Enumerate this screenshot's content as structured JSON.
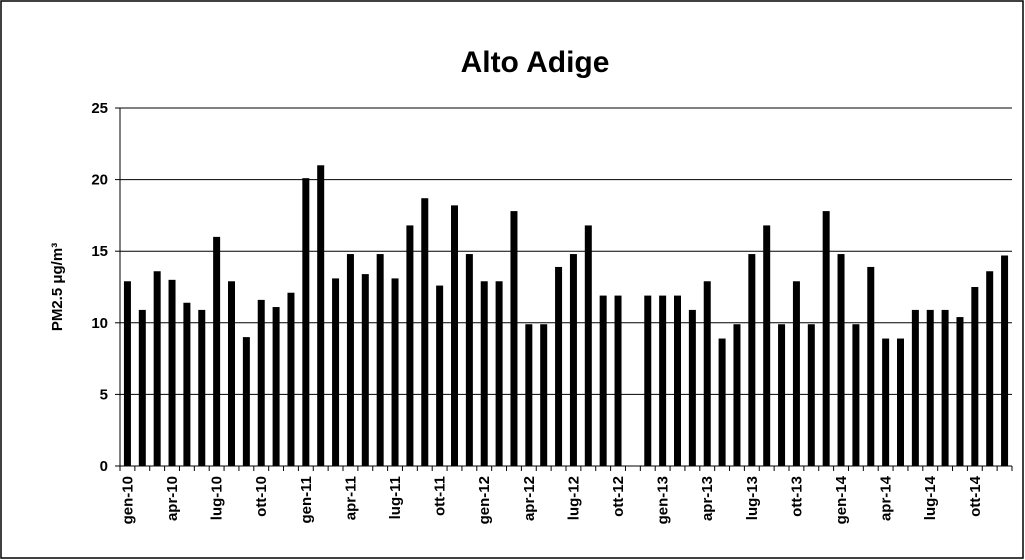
{
  "chart_data": {
    "type": "bar",
    "title": "Alto Adige",
    "ylabel": "PM2.5 μg/m³",
    "categories": [
      "gen-10",
      null,
      null,
      "apr-10",
      null,
      null,
      "lug-10",
      null,
      null,
      "ott-10",
      null,
      null,
      "gen-11",
      null,
      null,
      "apr-11",
      null,
      null,
      "lug-11",
      null,
      null,
      "ott-11",
      null,
      null,
      "gen-12",
      null,
      null,
      "apr-12",
      null,
      null,
      "lug-12",
      null,
      null,
      "ott-12",
      null,
      null,
      "gen-13",
      null,
      null,
      "apr-13",
      null,
      null,
      "lug-13",
      null,
      null,
      "ott-13",
      null,
      null,
      "gen-14",
      null,
      null,
      "apr-14",
      null,
      null,
      "lug-14",
      null,
      null,
      "ott-14",
      null,
      null
    ],
    "values": [
      12.9,
      10.9,
      13.6,
      13.0,
      11.4,
      10.9,
      16.0,
      12.9,
      9.0,
      11.6,
      11.1,
      12.1,
      20.1,
      21.0,
      13.1,
      14.8,
      13.4,
      14.8,
      13.1,
      16.8,
      18.7,
      12.6,
      18.2,
      14.8,
      12.9,
      12.9,
      17.8,
      9.9,
      9.9,
      13.9,
      14.8,
      16.8,
      11.9,
      11.9,
      null,
      11.9,
      11.9,
      11.9,
      10.9,
      12.9,
      8.9,
      9.9,
      14.8,
      16.8,
      9.9,
      12.9,
      9.9,
      17.8,
      14.8,
      9.9,
      13.9,
      8.9,
      8.9,
      10.9,
      10.9,
      10.9,
      10.4,
      12.5,
      13.6,
      14.7
    ],
    "color": "#000000",
    "ylim": [
      0,
      25
    ],
    "yticks": [
      0,
      5,
      10,
      15,
      20,
      25
    ],
    "grid": true
  }
}
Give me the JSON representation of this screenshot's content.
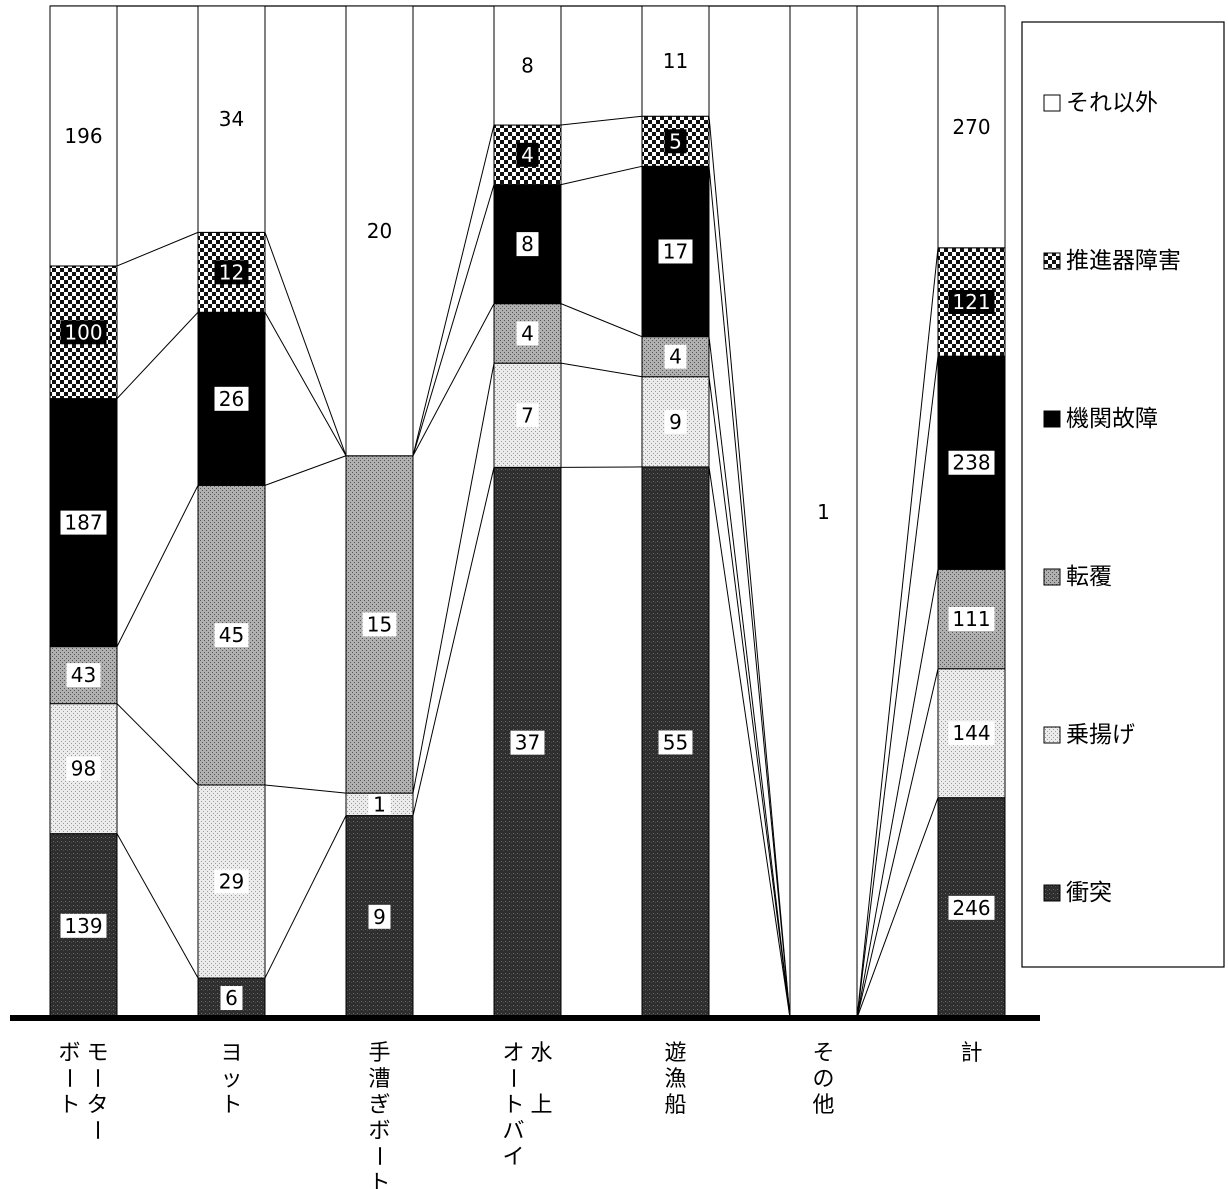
{
  "chart_data": {
    "type": "bar",
    "stacked": "percent",
    "categories": [
      "モーターボート",
      "ヨット",
      "手漕ぎボート",
      "水上オートバイ",
      "遊漁船",
      "その他",
      "計"
    ],
    "category_display": [
      {
        "columns": [
          "モーター",
          "ボート"
        ]
      },
      {
        "columns": [
          "ヨット"
        ]
      },
      {
        "columns": [
          "手漕ぎボート"
        ]
      },
      {
        "columns": [
          "水　上",
          "オートバイ"
        ]
      },
      {
        "columns": [
          "遊漁船"
        ]
      },
      {
        "columns": [
          "その他"
        ]
      },
      {
        "columns": [
          "計"
        ]
      }
    ],
    "series": [
      {
        "name": "衝突",
        "values": [
          139,
          6,
          9,
          37,
          55,
          0,
          246
        ],
        "fill": "#2a2a2a",
        "pattern": "dark-stipple",
        "inverse_label": false
      },
      {
        "name": "乗揚げ",
        "values": [
          98,
          29,
          1,
          7,
          9,
          0,
          144
        ],
        "fill": "#e3e3e3",
        "pattern": "light-stipple",
        "inverse_label": false
      },
      {
        "name": "転覆",
        "values": [
          43,
          45,
          15,
          4,
          4,
          0,
          111
        ],
        "fill": "#a3a3a3",
        "pattern": "mid-stipple",
        "inverse_label": false
      },
      {
        "name": "機関故障",
        "values": [
          187,
          26,
          0,
          8,
          17,
          0,
          238
        ],
        "fill": "#000000",
        "pattern": "solid",
        "inverse_label": false
      },
      {
        "name": "推進器障害",
        "values": [
          100,
          12,
          0,
          4,
          5,
          0,
          121
        ],
        "fill": "#ffffff",
        "pattern": "checker",
        "inverse_label": true
      },
      {
        "name": "それ以外",
        "values": [
          196,
          34,
          20,
          8,
          11,
          1,
          270
        ],
        "fill": "#ffffff",
        "pattern": "none",
        "inverse_label": false
      }
    ],
    "legend": {
      "position": "right",
      "order": [
        "それ以外",
        "推進器障害",
        "機関故障",
        "転覆",
        "乗揚げ",
        "衝突"
      ]
    },
    "grid": false
  }
}
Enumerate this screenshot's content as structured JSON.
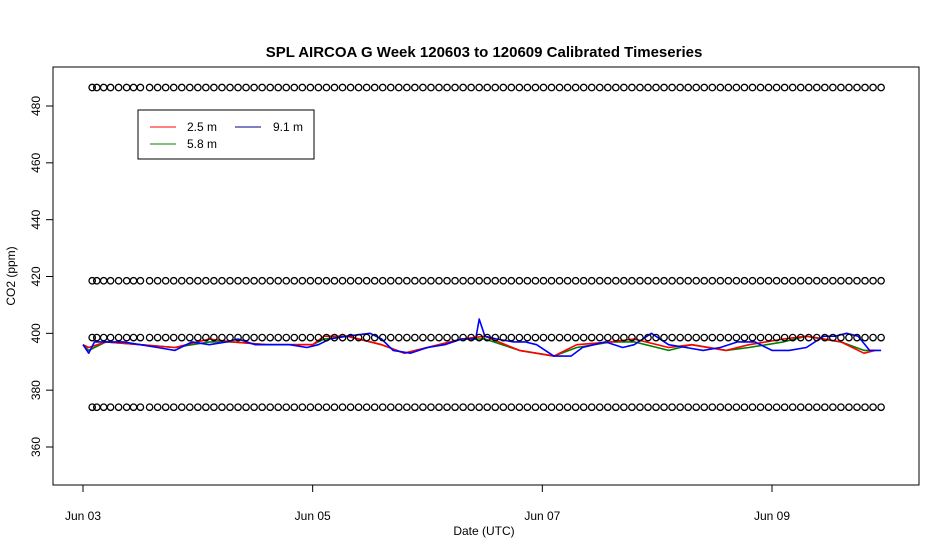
{
  "chart_data": {
    "type": "line",
    "title": "SPL AIRCOA G  Week 120603 to 120609  Calibrated Timeseries",
    "xlabel": "Date (UTC)",
    "ylabel": "CO2 (ppm)",
    "x_tick_labels": [
      "Jun 03",
      "Jun 05",
      "Jun 07",
      "Jun 09"
    ],
    "x_tick_values": [
      0,
      2,
      4,
      6
    ],
    "x_range": [
      0,
      7
    ],
    "y_tick_labels": [
      "360",
      "380",
      "400",
      "420",
      "440",
      "460",
      "480"
    ],
    "y_tick_values": [
      360,
      380,
      400,
      420,
      440,
      460,
      480
    ],
    "y_range": [
      354,
      489
    ],
    "grid": false,
    "legend": {
      "placement": "top-left",
      "entries": [
        {
          "label": "2.5 m",
          "color": "#ff0000"
        },
        {
          "label": "9.1 m",
          "color": "#000080"
        },
        {
          "label": "5.8 m",
          "color": "#008000"
        }
      ]
    },
    "series": [
      {
        "name": "2.5 m",
        "color": "#ff0000",
        "x": [
          0.0,
          0.05,
          0.2,
          0.5,
          0.8,
          1.1,
          1.3,
          1.6,
          2.0,
          2.1,
          2.3,
          2.6,
          2.8,
          3.1,
          3.3,
          3.5,
          3.8,
          4.1,
          4.3,
          4.6,
          4.8,
          5.1,
          5.3,
          5.6,
          5.8,
          6.1,
          6.3,
          6.6,
          6.8,
          6.9
        ],
        "y": [
          396,
          395,
          397,
          396,
          395,
          398,
          397,
          396,
          396,
          399,
          399,
          396,
          393,
          396,
          398,
          399,
          394,
          392,
          396,
          397,
          398,
          395,
          396,
          394,
          396,
          398,
          399,
          397,
          393,
          394
        ]
      },
      {
        "name": "5.8 m",
        "color": "#008000",
        "x": [
          0.0,
          0.05,
          0.2,
          0.5,
          0.8,
          1.1,
          1.3,
          1.6,
          2.0,
          2.1,
          2.3,
          2.6,
          2.8,
          3.1,
          3.3,
          3.5,
          3.8,
          4.1,
          4.3,
          4.6,
          4.8,
          5.1,
          5.3,
          5.6,
          5.8,
          6.1,
          6.3,
          6.6,
          6.8,
          6.9
        ],
        "y": [
          396,
          394,
          397,
          396,
          395,
          397,
          397,
          396,
          396,
          398,
          399,
          396,
          393,
          396,
          398,
          398,
          394,
          392,
          395,
          397,
          397,
          394,
          396,
          394,
          395,
          397,
          399,
          397,
          394,
          394
        ]
      },
      {
        "name": "9.1 m",
        "color": "#0000ff",
        "x": [
          0.0,
          0.05,
          0.1,
          0.2,
          0.35,
          0.5,
          0.65,
          0.8,
          0.95,
          1.1,
          1.25,
          1.35,
          1.5,
          1.65,
          1.8,
          1.95,
          2.05,
          2.15,
          2.3,
          2.5,
          2.6,
          2.7,
          2.85,
          3.0,
          3.15,
          3.3,
          3.42,
          3.45,
          3.5,
          3.6,
          3.75,
          3.85,
          3.95,
          4.1,
          4.25,
          4.35,
          4.45,
          4.55,
          4.7,
          4.8,
          4.95,
          5.1,
          5.25,
          5.4,
          5.55,
          5.7,
          5.85,
          6.0,
          6.15,
          6.3,
          6.45,
          6.55,
          6.65,
          6.75,
          6.85,
          6.95
        ],
        "y": [
          396,
          393,
          397,
          397,
          397,
          396,
          395,
          394,
          397,
          396,
          397,
          398,
          396,
          396,
          396,
          395,
          396,
          398,
          399,
          400,
          398,
          394,
          393,
          395,
          396,
          398,
          398,
          405,
          399,
          398,
          397,
          397,
          396,
          392,
          392,
          395,
          396,
          397,
          395,
          396,
          400,
          396,
          395,
          394,
          395,
          397,
          397,
          394,
          394,
          395,
          399,
          399,
          400,
          399,
          394,
          394
        ]
      }
    ],
    "flag_markers": {
      "levels": [
        374,
        398.5,
        418.5,
        486.5
      ],
      "x": [
        0.08,
        0.12,
        0.18,
        0.24,
        0.31,
        0.38,
        0.44,
        0.5,
        0.58,
        0.65,
        0.72,
        0.79,
        0.86,
        0.93,
        1.0,
        1.07,
        1.14,
        1.21,
        1.28,
        1.35,
        1.42,
        1.49,
        1.56,
        1.63,
        1.7,
        1.77,
        1.84,
        1.91,
        1.98,
        2.05,
        2.12,
        2.19,
        2.26,
        2.33,
        2.4,
        2.47,
        2.54,
        2.61,
        2.68,
        2.75,
        2.82,
        2.89,
        2.96,
        3.03,
        3.1,
        3.17,
        3.24,
        3.31,
        3.38,
        3.45,
        3.52,
        3.59,
        3.66,
        3.73,
        3.8,
        3.87,
        3.94,
        4.01,
        4.08,
        4.15,
        4.22,
        4.29,
        4.36,
        4.43,
        4.5,
        4.57,
        4.64,
        4.71,
        4.78,
        4.85,
        4.92,
        4.99,
        5.06,
        5.13,
        5.2,
        5.27,
        5.34,
        5.41,
        5.48,
        5.55,
        5.62,
        5.69,
        5.76,
        5.83,
        5.9,
        5.97,
        6.04,
        6.11,
        6.18,
        6.25,
        6.32,
        6.39,
        6.46,
        6.53,
        6.6,
        6.67,
        6.74,
        6.81,
        6.88,
        6.95
      ]
    }
  }
}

---

From the listing above, copy out each line where the word "stipple" appears.

        "pattern": "dark-stipple",
        "pattern": "light-stipple",
        "pattern": "mid-stipple",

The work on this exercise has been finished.